_Work to complete_.
Pull out each line of the data that includes the word "United".

%%

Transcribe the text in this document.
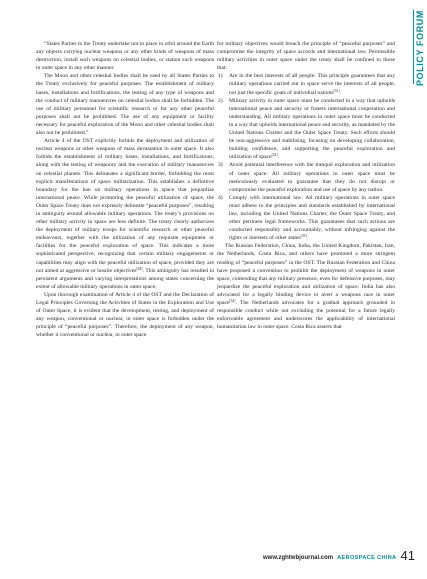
POLICY FORUM

“States Parties to the Treaty undertake not to place in orbit around the Earth any objects carrying nuclear weapons or any other kinds of weapons of mass destruction, install such weapons on celestial bodies, or station such weapons in outer space in any other manner.

The Moon and other celestial bodies shall be used by all States Parties to the Treaty exclusively for peaceful purposes. The establishment of military bases, installations and fortifications, the testing of any type of weapons and the conduct of military manoeuvres on celestial bodies shall be forbidden. The use of military personnel for scientific research or for any other peaceful purposes shall not be prohibited. The use of any equipment or facility necessary for peaceful exploration of the Moon and other celestial bodies shall also not be prohibited.”

Article 4 of the OST explicitly forbids the deployment and utilization of nuclear weapons or other weapons of mass devastation in outer space. It also forbids the establishment of military bases, installations, and fortifications, along with the testing of weaponry and the execution of military manoeuvres on celestial planets. This delineates a significant border, forbidding the most explicit manifestations of space militarization. This establishes a definitive boundary for the ban on military operations in space that jeopardize international peace. While promoting the peaceful utilization of space, the Outer Space Treaty does not expressly delineate “peaceful purposes”, resulting in ambiguity around allowable military operations. The treaty’s provisions on other military activity in space are less definite. The treaty clearly authorizes the deployment of military troops for scientific research or other peaceful endeavours, together with the utilization of any requisite equipment or facilities for the peaceful exploration of space. This indicates a more sophisticated perspective, recognizing that certain military engagements or capabilities may align with the peaceful utilization of space, provided they are not aimed at aggressive or hostile objectives[28]. This ambiguity has resulted in persistent arguments and varying interpretations among states concerning the extent of allowable military operations in outer space.

Upon thorough examination of Article 4 of the OST and the Declaration of Legal Principles Governing the Activities of States in the Exploration and Use of Outer Space, it is evident that the development, testing, and deployment of any weapon, conventional or nuclear, in outer space is forbidden under the principle of “peaceful purposes”. Therefore, the deployment of any weapon, whether it conventional or nuclear, in outer space

for military objectives would breach the principle of “peaceful purposes” and compromise the integrity of space accords and international law. Permissible military activities in outer space under the treaty shall be confined to those that:

1) Are in the best interests of all people: This principle guarantees that any military operations carried out in space serve the interests of all people, not just the specific goals of individual nations[31].
2) Military activity in outer space must be conducted in a way that upholds international peace and security or fosters international cooperation and understanding. All military operations in outer space must be conducted in a way that upholds international peace and security, as mandated by the United Nations Charter and the Outer Space Treaty. Such efforts should be non-aggressive and stabilising, focusing on developing collaboration, building confidence, and supporting the peaceful exploration and utilization of space[32].
3) Avoid potential interference with the tranquil exploration and utilization of outer space: All military operations in outer space must be meticulously evaluated to guarantee that they do not disrupt or compromise the peaceful exploration and use of space by any nation.
4) Comply with international law: All military operations in outer space must adhere to the principles and standards established by international law, including the United Nations Charter, the Outer Space Treaty, and other pertinent legal frameworks. This guarantees that such actions are conducted responsibly and accountably, without infringing against the rights or interests of other states[33].

The Russian Federation, China, India, the United Kingdom, Pakistan, Iran, the Netherlands, Costa Rica, and others have promoted a more stringent reading of “peaceful purposes” in the OST. The Russian Federation and China have proposed a convention to prohibit the deployment of weapons in outer space, contending that any military presence, even for defensive purposes, may jeopardize the peaceful exploration and utilization of space. India has also advocated for a legally binding device to avert a weapons race in outer space[34]. The Netherlands advocates for a gradual approach grounded in responsible conduct while not excluding the potential for a future legally enforceable agreement and underscores the applicability of international humanitarian law in outer space. Costa Rica asserts that

www.zghtwbjournal.com AEROSPACE CHINA 41
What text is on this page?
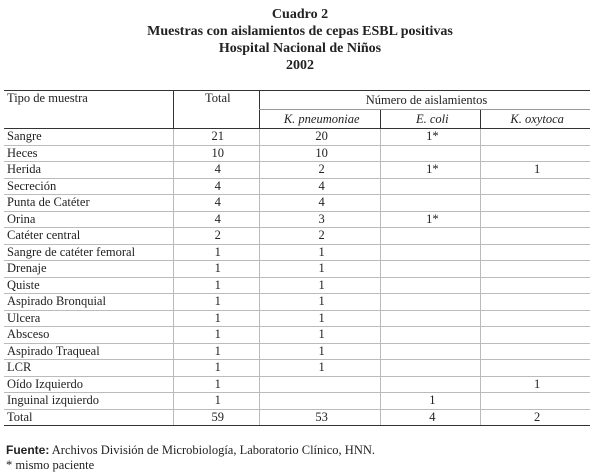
Cuadro 2
Muestras con aislamientos de cepas ESBL positivas
Hospital Nacional de Niños
2002
Tipo de muestra	Total	Número de aislamientos		
		K. pneumoniae	E. coli	K. oxytoca
Sangre	21	20	1*	
Heces	10	10		
Herida	4	2	1*	1
Secreción	4	4		
Punta de Catéter	4	4		
Orina	4	3	1*	
Catéter central	2	2		
Sangre de catéter femoral	1	1		
Drenaje	1	1		
Quiste	1	1		
Aspirado Bronquial	1	1		
Ulcera	1	1		
Absceso	1	1		
Aspirado Traqueal	1	1		
LCR	1	1		
Oído Izquierdo	1			1
Inguinal izquierdo	1		1	
Total	59	53	4	2
Fuente: Archivos División de Microbiología, Laboratorio Clínico, HNN.
* mismo paciente
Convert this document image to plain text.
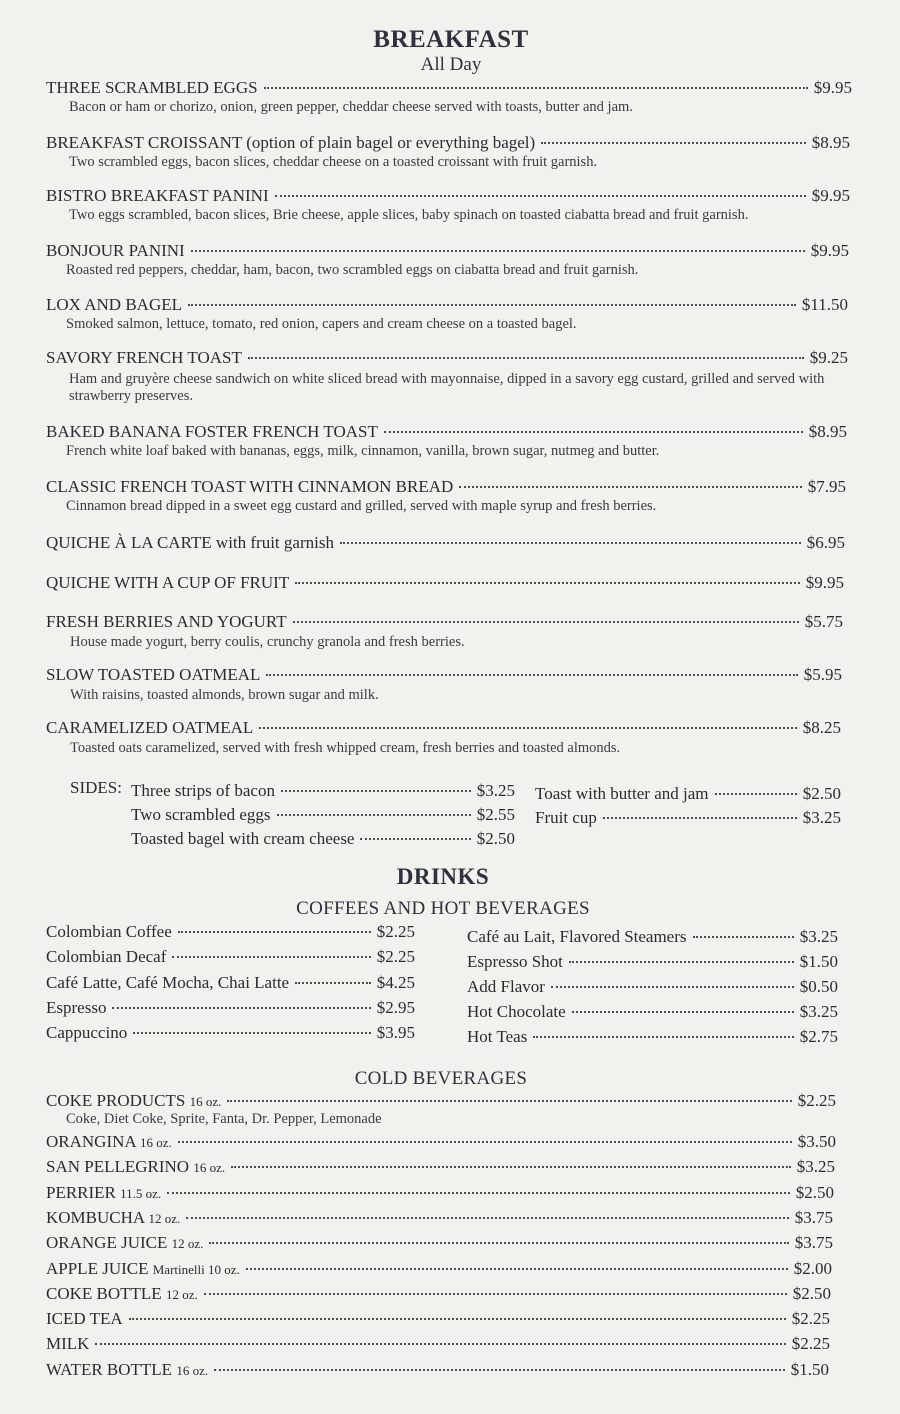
BREAKFAST
All Day
THREE SCRAMBLED EGGS	$9.95
Bacon or ham or chorizo, onion, green pepper, cheddar cheese served with toasts, butter and jam.
BREAKFAST CROISSANT (option of plain bagel or everything bagel)	$8.95
Two scrambled eggs, bacon slices, cheddar cheese on a toasted croissant with fruit garnish.
BISTRO BREAKFAST PANINI	$9.95
Two eggs scrambled, bacon slices, Brie cheese, apple slices, baby spinach on toasted ciabatta bread and fruit garnish.
BONJOUR PANINI	$9.95
Roasted red peppers, cheddar, ham, bacon, two scrambled eggs on ciabatta bread and fruit garnish.
LOX AND BAGEL	$11.50
Smoked salmon, lettuce, tomato, red onion, capers and cream cheese on a toasted bagel.
SAVORY FRENCH TOAST	$9.25
Ham and gruyère cheese sandwich on white sliced bread with mayonnaise, dipped in a savory egg custard, grilled and served with strawberry preserves.
BAKED BANANA FOSTER FRENCH TOAST	$8.95
French white loaf baked with bananas, eggs, milk, cinnamon, vanilla, brown sugar, nutmeg and butter.
CLASSIC FRENCH TOAST WITH CINNAMON BREAD	$7.95
Cinnamon bread dipped in a sweet egg custard and grilled, served with maple syrup and fresh berries.
QUICHE À LA CARTE with fruit garnish	$6.95
QUICHE WITH A CUP OF FRUIT	$9.95
FRESH BERRIES AND YOGURT	$5.75
House made yogurt, berry coulis, crunchy granola and fresh berries.
SLOW TOASTED OATMEAL	$5.95
With raisins, toasted almonds, brown sugar and milk.
CARAMELIZED OATMEAL	$8.25
Toasted oats caramelized, served with fresh whipped cream, fresh berries and toasted almonds.
SIDES: Three strips of bacon	$3.25
Two scrambled eggs	$2.55
Toasted bagel with cream cheese	$2.50
Toast with butter and jam	$2.50
Fruit cup	$3.25
DRINKS
COFFEES AND HOT BEVERAGES
Colombian Coffee	$2.25
Colombian Decaf	$2.25
Café Latte, Café Mocha, Chai Latte	$4.25
Espresso	$2.95
Cappuccino	$3.95
Café au Lait, Flavored Steamers	$3.25
Espresso Shot	$1.50
Add Flavor	$0.50
Hot Chocolate	$3.25
Hot Teas	$2.75
COLD BEVERAGES
COKE PRODUCTS 16 oz.	$2.25
Coke, Diet Coke, Sprite, Fanta, Dr. Pepper, Lemonade
ORANGINA 16 oz.	$3.50
SAN PELLEGRINO 16 oz.	$3.25
PERRIER 11.5 oz.	$2.50
KOMBUCHA 12 oz.	$3.75
ORANGE JUICE 12 oz.	$3.75
APPLE JUICE Martinelli 10 oz.	$2.00
COKE BOTTLE 12 oz.	$2.50
ICED TEA	$2.25
MILK	$2.25
WATER BOTTLE 16 oz.	$1.50
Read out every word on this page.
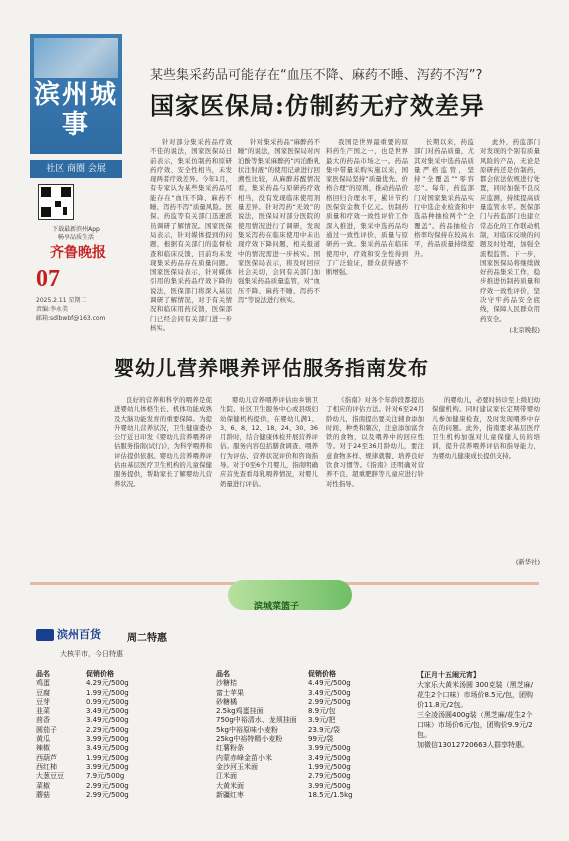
滨州城事
社区 商圈 会展
下载最新滨州App
畅享品质生活
齐鲁晚报
07
2025.2.11 星期二
责编:李永美
邮箱:sdlbwbf@163.com
某些集采药品可能存在“血压不降、麻药不睡、泻药不泻”?
国家医保局:仿制药无疗效差异

针对部分集采药品疗效不佳的说法，国家医保局日前表示，集采仿制药和原研药疗效、安全性相当，未发现两者疗效差异。今年1月，有专家认为某些集采药品可能存在“血压不降、麻药不睡、泻药不泻”质量风险。医保、药监等有关部门迅速派员调研了解情况。国家医保局表示，针对媒体提到的问题，根据有关部门的监督检查和临床反馈，目前均未发现集采药品存在质量问题。国家医保局表示，针对媒体引用的集采药品疗效下降的说法，医保部门将深入基层调研了解情况，对于有关情况和临床用药反馈，医保部门已经会同有关部门进一步核实。

针对集采药品“麻醉药不睡”的说法，国家医保局对丙泊酚等集采麻醉药“丙泊酚乳状注射液”的使用记录进行回溯性比较，从麻醉苏醒情况看，集采药品与原研药疗效相当，没有发现临床使用剂量差异。针对泻药“无效”的说法，医保局对部分医院的使用情况进行了调研，发现集采泻药在临床使用中未出现疗效下降问题，相关报道中的情况需进一步核实。国家医保局表示，将及时回应社会关切，会同有关部门加强集采药品质量监管，对“血压不降、麻药不睡、泻药不泻”等说法进行核实。

我国是世界最重要的原料药生产国之一，也是世界最大的药品市场之一。药品集中带量采购实施以来，国家医保局坚持“质量优先、价格合理”的原则，推动药品价格回归合理水平，累计节约医保资金数千亿元。仿制药质量和疗效一致性评价工作深入推进，集采中选药品均通过一致性评价，质量与原研药一致。集采药品在临床使用中，疗效和安全性得到了广泛验证，群众获得感不断增强。

长期以来，药监部门对药品质量，尤其对集采中选药品质量严格监管，坚持“全覆盖”“零容忍”。每年，药监部门对国家集采药品实行中选企业检查和中选品种抽检两个“全覆盖”。药品抽检合格率均保持在较高水平，药品质量持续提升。

此外，药监部门对发现的个别有质量风险的产品，无论是原研药还是仿制药，都会依法依规进行处置，同时加强不良反应监测，持续提高质量监管水平。医保部门与药监部门也建立常态化的工作联动机制，对临床反映的问题及时处理，加强全流程监管。下一步，国家医保局将继续做好药品集采工作，稳步推进仿制药质量和疗效一致性评价，坚决守牢药品安全底线，保障人民群众用药安全。

(北京晚报)
婴幼儿营养喂养评估服务指南发布

良好的营养和科学的喂养是促进婴幼儿体格生长、机体功能成熟及大脑功能发育的重要保障。为提升婴幼儿营养状况，卫生健康委办公厅近日印发《婴幼儿营养喂养评估服务指南(试行)》，为科学喂养和评估提供依据。婴幼儿营养喂养评估由基层医疗卫生机构的儿童保健服务提供，帮助家长了解婴幼儿营养状况。

婴幼儿营养喂养评估由乡镇卫生院、社区卫生服务中心或县级妇幼保健机构提供，在婴幼儿满1、3、6、8、12、18、24、30、36月龄时，结合健康体检开展营养评估。服务内容包括膳食调查、喂养行为评估、营养状况评价和咨询指导。对于0至6个月婴儿，指南明确应首先查看母乳喂养情况，对婴儿奶量进行评估。

《指南》对各个年龄段都提出了相应的评估方法。针对6至24月龄幼儿，指南提出要关注辅食添加时间、种类和频次，注意添加富含铁的食物，以及喂养中的回应性等。对于24至36月龄幼儿，要注意食物多样、规律就餐、培养良好饮食习惯等。《指南》还明确对营养不良、超重肥胖等儿童应进行针对性指导。

的婴幼儿，必要时转诊至上级妇幼保健机构。同时建议家长定期带婴幼儿参加健康检查，及时发现喂养中存在的问题。此外，指南要求基层医疗卫生机构加强对儿童保健人员的培训，提升营养喂养评估和指导能力，为婴幼儿健康成长提供支持。

(新华社)
滨城菜篮子
滨州百货	周二特惠
大核平市，今日特惠
品名	促销价格
鸡蛋	4.29元/500g
豆腐	1.99元/500g
豆芽	0.99元/500g
韭菜	3.49元/500g
茴香	3.49元/500g
圆茄子	2.29元/500g
黄瓜	3.99元/500g
辣椒	3.49元/500g
西葫芦	1.99元/500g
西红柿	3.99元/500g
大葱豆豆	7.9元/500g
菜椒	2.99元/500g
蘑菇	2.99元/500g
品名	促销价格
沙糖桔	4.49元/500g
富士苹果	3.49元/500g
砂糖橘	2.99元/500g
2.5kg鸡蛋挂面	8.9元/包
750g中裕清水、龙须挂面	3.9元/把
5kg中裕原味小麦粉	23.9元/袋
25kg中裕特精小麦粉	99元/袋
红薯粉条	3.99元/500g
内蒙赤峰金苗小米	3.49元/500g
金沙河玉米面	1.99元/500g
江米面	2.79元/500g
大黄米面	3.99元/500g
新疆红枣	18.5元/1.5kg
【正月十五闹元宵】
大家乐大黄米汤圆 300克装（黑芝麻/花生2个口味）市场价8.5元/包，团购价11.8元/2包。
三全凌汤圆400g装（黑芝麻/花生2个口味）市场价6元/包，团购价9.9元/2包。
加微信13012720663人群享特惠。
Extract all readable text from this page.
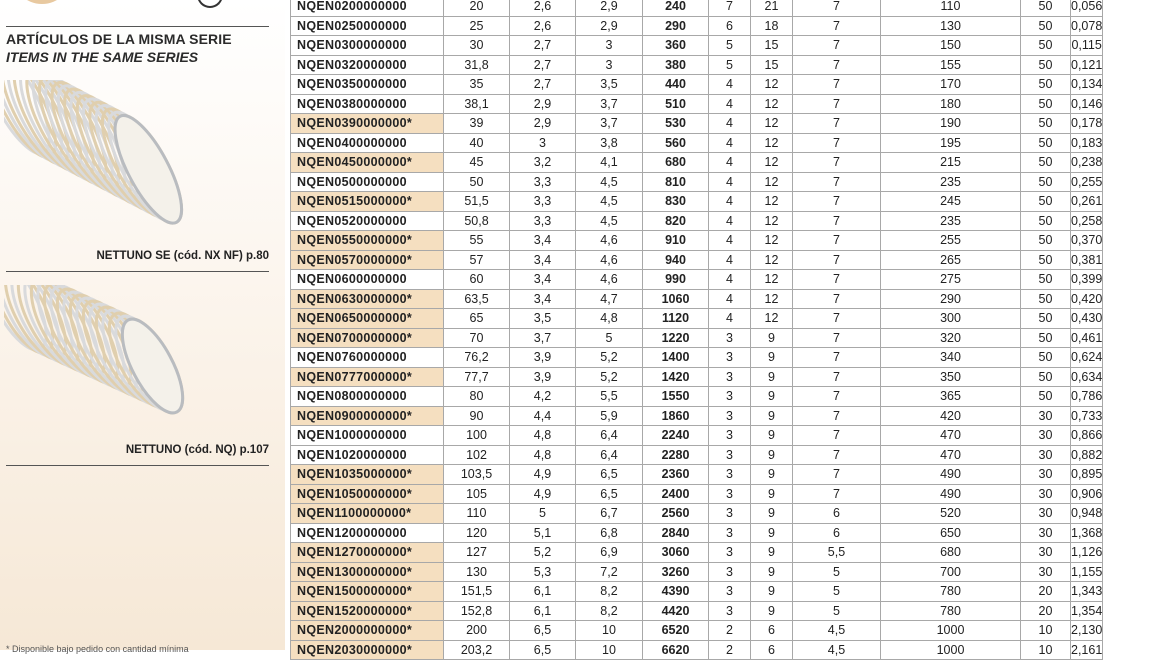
ARTÍCULOS DE LA MISMA SERIE
ITEMS IN THE SAME SERIES
NETTUNO SE (cód. NX NF) p.80
NETTUNO (cód. NQ) p.107
* Disponible bajo pedido con cantidad mínima
NQEN0200000000	20	2,6	2,9	240	7	21	7	110	50	0,056
NQEN0250000000	25	2,6	2,9	290	6	18	7	130	50	0,078
NQEN0300000000	30	2,7	3	360	5	15	7	150	50	0,115
NQEN0320000000	31,8	2,7	3	380	5	15	7	155	50	0,121
NQEN0350000000	35	2,7	3,5	440	4	12	7	170	50	0,134
NQEN0380000000	38,1	2,9	3,7	510	4	12	7	180	50	0,146
NQEN0390000000*	39	2,9	3,7	530	4	12	7	190	50	0,178
NQEN0400000000	40	3	3,8	560	4	12	7	195	50	0,183
NQEN0450000000*	45	3,2	4,1	680	4	12	7	215	50	0,238
NQEN0500000000	50	3,3	4,5	810	4	12	7	235	50	0,255
NQEN0515000000*	51,5	3,3	4,5	830	4	12	7	245	50	0,261
NQEN0520000000	50,8	3,3	4,5	820	4	12	7	235	50	0,258
NQEN0550000000*	55	3,4	4,6	910	4	12	7	255	50	0,370
NQEN0570000000*	57	3,4	4,6	940	4	12	7	265	50	0,381
NQEN0600000000	60	3,4	4,6	990	4	12	7	275	50	0,399
NQEN0630000000*	63,5	3,4	4,7	1060	4	12	7	290	50	0,420
NQEN0650000000*	65	3,5	4,8	1120	4	12	7	300	50	0,430
NQEN0700000000*	70	3,7	5	1220	3	9	7	320	50	0,461
NQEN0760000000	76,2	3,9	5,2	1400	3	9	7	340	50	0,624
NQEN0777000000*	77,7	3,9	5,2	1420	3	9	7	350	50	0,634
NQEN0800000000	80	4,2	5,5	1550	3	9	7	365	50	0,786
NQEN0900000000*	90	4,4	5,9	1860	3	9	7	420	30	0,733
NQEN1000000000	100	4,8	6,4	2240	3	9	7	470	30	0,866
NQEN1020000000	102	4,8	6,4	2280	3	9	7	470	30	0,882
NQEN1035000000*	103,5	4,9	6,5	2360	3	9	7	490	30	0,895
NQEN1050000000*	105	4,9	6,5	2400	3	9	7	490	30	0,906
NQEN1100000000*	110	5	6,7	2560	3	9	6	520	30	0,948
NQEN1200000000	120	5,1	6,8	2840	3	9	6	650	30	1,368
NQEN1270000000*	127	5,2	6,9	3060	3	9	5,5	680	30	1,126
NQEN1300000000*	130	5,3	7,2	3260	3	9	5	700	30	1,155
NQEN1500000000*	151,5	6,1	8,2	4390	3	9	5	780	20	1,343
NQEN1520000000*	152,8	6,1	8,2	4420	3	9	5	780	20	1,354
NQEN2000000000*	200	6,5	10	6520	2	6	4,5	1000	10	2,130
NQEN2030000000*	203,2	6,5	10	6620	2	6	4,5	1000	10	2,161
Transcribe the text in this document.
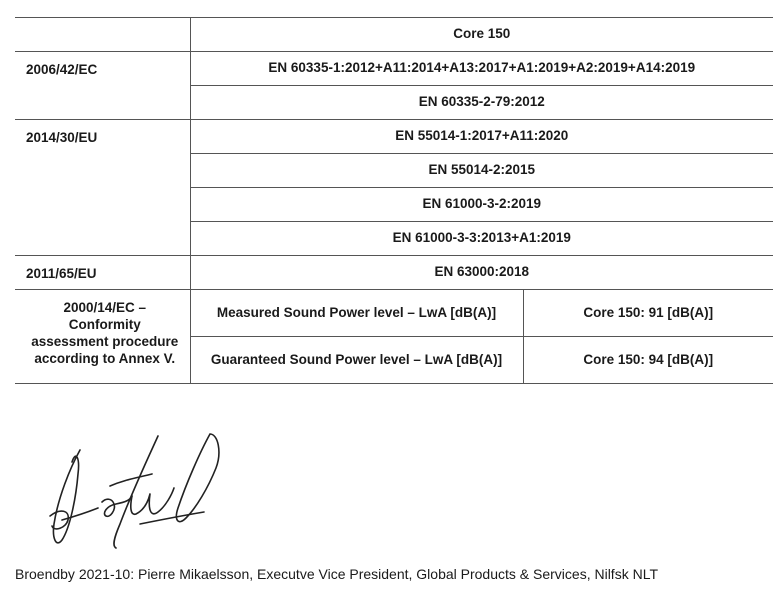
	Core 150	
2006/42/EC	EN 60335-1:2012+A11:2014+A13:2017+A1:2019+A2:2019+A14:2019	
	EN 60335-2-79:2012	
2014/30/EU	EN 55014-1:2017+A11:2020	
	EN 55014-2:2015	
	EN 61000-3-2:2019	
	EN 61000-3-3:2013+A1:2019	
2011/65/EU	EN 63000:2018	

2000/14/EC –
Conformity
assessment procedure
according to Annex V.	Measured Sound Power level – LwA [dB(A)]	Core 150: 91 [dB(A)]
	Guaranteed Sound Power level – LwA [dB(A)]	Core 150: 94 [dB(A)]
Broendby 2021-10: Pierre Mikaelsson, Executve Vice President, Global Products & Services, Nilfsk NLT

%%

_Completed task_.
2) Military activity in outer space must be conducted in a way that upholds international peace and security or fosters international cooperation and understanding. All military operations in outer space must be conducted in a way that upholds international peace and security, as mandated by the United Nations Charter and the Outer Space Treaty. Such efforts should be non-aggressive and stabilising, focusing on developing collaboration, building confidence, and supporting the peaceful exploration and utilization of space[32].
4) Comply with international law: All military operations in outer space must adhere to the principles and standards established by international law, including the United Nations Charter, the Outer Space Treaty, and other pertinent legal frameworks. This guarantees that such actions are conducted responsibly and accountably, without infringing against the rights or interests of other states[33].
The Russian Federation, China, India, the United Kingdom, Pakistan, Iran, the Netherlands, Costa Rica, and others have promoted a more stringent reading of “peaceful purposes” in the OST. The Russian Federation and China have proposed a convention to prohibit the deployment of weapons in outer space, contending that any military presence, even for defensive purposes, may jeopardize the peaceful exploration and utilization of space. India has also advocated for a legally binding device to avert a weapons race in outer space[34]. The Netherlands advocates for a gradual approach grounded in responsible conduct while not excluding the potential for a future legally enforceable agreement and underscores the applicability of international humanitarian law in outer space. Costa Rica asserts that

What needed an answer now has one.